Stored records
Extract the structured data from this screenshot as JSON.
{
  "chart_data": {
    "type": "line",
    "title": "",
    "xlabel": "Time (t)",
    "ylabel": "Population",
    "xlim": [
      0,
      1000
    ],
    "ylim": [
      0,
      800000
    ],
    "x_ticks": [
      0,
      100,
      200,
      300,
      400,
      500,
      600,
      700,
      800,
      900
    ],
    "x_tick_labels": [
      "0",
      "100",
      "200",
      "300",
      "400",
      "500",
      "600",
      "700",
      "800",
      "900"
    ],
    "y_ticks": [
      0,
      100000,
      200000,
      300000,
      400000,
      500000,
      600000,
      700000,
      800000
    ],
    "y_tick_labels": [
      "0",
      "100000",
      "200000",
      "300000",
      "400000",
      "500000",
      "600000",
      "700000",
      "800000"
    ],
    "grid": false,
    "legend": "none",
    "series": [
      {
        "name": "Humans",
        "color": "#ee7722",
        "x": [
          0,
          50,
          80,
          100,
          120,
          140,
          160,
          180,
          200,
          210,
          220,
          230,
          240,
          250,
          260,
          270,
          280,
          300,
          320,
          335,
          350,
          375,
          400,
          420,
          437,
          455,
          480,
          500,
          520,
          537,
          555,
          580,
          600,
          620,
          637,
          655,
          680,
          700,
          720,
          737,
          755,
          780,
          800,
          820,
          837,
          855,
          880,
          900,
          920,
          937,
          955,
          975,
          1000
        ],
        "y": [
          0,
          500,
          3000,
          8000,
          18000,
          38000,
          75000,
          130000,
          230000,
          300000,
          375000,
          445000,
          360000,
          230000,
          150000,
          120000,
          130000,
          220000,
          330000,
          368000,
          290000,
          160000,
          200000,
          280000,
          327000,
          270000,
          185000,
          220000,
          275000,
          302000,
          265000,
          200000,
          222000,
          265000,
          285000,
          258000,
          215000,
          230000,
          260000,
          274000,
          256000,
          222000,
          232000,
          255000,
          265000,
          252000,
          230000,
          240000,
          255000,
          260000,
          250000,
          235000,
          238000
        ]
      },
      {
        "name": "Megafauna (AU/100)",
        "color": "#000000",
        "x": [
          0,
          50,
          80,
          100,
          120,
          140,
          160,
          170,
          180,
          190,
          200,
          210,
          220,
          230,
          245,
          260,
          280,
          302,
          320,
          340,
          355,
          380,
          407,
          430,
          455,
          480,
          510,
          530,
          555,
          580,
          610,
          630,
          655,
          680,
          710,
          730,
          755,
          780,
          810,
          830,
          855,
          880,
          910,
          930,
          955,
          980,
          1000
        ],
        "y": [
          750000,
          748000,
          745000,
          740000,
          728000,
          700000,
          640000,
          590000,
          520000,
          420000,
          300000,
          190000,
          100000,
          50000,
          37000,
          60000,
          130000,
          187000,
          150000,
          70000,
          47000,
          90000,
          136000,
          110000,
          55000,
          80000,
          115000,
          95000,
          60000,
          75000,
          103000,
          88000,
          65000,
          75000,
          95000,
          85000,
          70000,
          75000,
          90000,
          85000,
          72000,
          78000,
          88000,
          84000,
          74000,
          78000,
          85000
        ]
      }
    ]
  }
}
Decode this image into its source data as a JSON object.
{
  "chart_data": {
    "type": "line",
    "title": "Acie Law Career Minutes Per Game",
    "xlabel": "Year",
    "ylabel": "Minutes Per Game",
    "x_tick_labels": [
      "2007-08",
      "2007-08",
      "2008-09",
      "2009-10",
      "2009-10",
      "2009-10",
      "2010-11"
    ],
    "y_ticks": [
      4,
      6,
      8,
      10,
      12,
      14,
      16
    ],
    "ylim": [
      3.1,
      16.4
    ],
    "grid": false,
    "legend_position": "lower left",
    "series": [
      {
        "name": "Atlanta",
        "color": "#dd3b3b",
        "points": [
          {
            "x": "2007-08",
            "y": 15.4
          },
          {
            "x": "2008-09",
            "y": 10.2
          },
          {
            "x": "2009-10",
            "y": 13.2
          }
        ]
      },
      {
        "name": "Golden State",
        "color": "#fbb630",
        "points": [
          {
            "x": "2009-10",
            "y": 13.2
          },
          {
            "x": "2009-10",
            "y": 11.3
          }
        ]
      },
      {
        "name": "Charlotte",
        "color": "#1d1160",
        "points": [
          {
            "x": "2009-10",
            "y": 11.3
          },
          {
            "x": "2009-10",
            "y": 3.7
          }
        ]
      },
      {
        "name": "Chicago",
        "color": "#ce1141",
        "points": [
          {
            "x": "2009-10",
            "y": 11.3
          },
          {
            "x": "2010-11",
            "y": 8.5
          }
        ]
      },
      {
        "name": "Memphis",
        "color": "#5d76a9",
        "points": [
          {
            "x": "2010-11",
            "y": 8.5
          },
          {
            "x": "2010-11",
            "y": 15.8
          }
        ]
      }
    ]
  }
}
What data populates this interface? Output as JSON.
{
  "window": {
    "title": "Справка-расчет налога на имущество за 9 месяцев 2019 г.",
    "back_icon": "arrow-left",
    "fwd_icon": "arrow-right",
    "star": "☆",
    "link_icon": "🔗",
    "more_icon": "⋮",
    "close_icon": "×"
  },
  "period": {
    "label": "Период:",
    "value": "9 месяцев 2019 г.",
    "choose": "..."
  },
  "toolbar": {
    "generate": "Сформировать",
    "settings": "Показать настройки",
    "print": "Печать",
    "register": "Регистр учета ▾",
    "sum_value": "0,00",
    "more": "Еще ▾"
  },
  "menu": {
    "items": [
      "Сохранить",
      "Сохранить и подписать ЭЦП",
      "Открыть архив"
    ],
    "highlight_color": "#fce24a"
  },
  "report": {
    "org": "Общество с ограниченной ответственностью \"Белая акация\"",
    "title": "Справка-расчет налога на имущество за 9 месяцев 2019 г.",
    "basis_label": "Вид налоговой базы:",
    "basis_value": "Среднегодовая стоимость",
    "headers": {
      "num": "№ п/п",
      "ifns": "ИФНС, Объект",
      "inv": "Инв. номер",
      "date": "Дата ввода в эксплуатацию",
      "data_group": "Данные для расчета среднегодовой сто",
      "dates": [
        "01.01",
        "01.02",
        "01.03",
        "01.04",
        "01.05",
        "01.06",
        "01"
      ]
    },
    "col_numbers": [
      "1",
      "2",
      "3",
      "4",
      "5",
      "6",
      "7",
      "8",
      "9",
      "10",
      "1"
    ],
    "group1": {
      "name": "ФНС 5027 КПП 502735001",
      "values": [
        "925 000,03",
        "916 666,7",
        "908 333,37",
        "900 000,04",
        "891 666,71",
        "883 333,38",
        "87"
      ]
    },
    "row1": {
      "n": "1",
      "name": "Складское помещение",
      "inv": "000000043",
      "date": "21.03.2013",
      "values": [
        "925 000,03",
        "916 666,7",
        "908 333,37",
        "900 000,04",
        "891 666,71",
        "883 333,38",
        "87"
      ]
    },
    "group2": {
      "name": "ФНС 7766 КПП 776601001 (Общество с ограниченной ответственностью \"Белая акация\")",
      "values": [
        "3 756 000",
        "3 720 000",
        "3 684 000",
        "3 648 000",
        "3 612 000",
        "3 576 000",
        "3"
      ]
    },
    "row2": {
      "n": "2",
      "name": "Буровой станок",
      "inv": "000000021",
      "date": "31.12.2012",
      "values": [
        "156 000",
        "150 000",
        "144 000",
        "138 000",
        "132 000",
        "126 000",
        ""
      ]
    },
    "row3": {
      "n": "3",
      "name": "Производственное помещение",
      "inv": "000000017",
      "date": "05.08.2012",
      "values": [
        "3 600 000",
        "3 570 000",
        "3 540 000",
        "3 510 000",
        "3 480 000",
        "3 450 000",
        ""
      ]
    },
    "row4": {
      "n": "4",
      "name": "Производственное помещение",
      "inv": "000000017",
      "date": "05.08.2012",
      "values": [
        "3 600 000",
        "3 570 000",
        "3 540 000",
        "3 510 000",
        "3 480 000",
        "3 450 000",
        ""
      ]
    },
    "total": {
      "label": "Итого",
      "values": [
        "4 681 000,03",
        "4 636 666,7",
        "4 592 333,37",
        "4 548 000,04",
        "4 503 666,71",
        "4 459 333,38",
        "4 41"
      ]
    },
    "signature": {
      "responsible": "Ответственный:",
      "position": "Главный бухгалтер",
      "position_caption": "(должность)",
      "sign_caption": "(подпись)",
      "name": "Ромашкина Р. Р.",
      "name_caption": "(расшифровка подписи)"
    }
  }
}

◆ Short task ◆
Filter the records down to the lines that contain the string "Minutes", and copy those lines.

◆ Output for this task ◆
    "title": "Acie Law Career Minutes Per Game",
    "ylabel": "Minutes Per Game",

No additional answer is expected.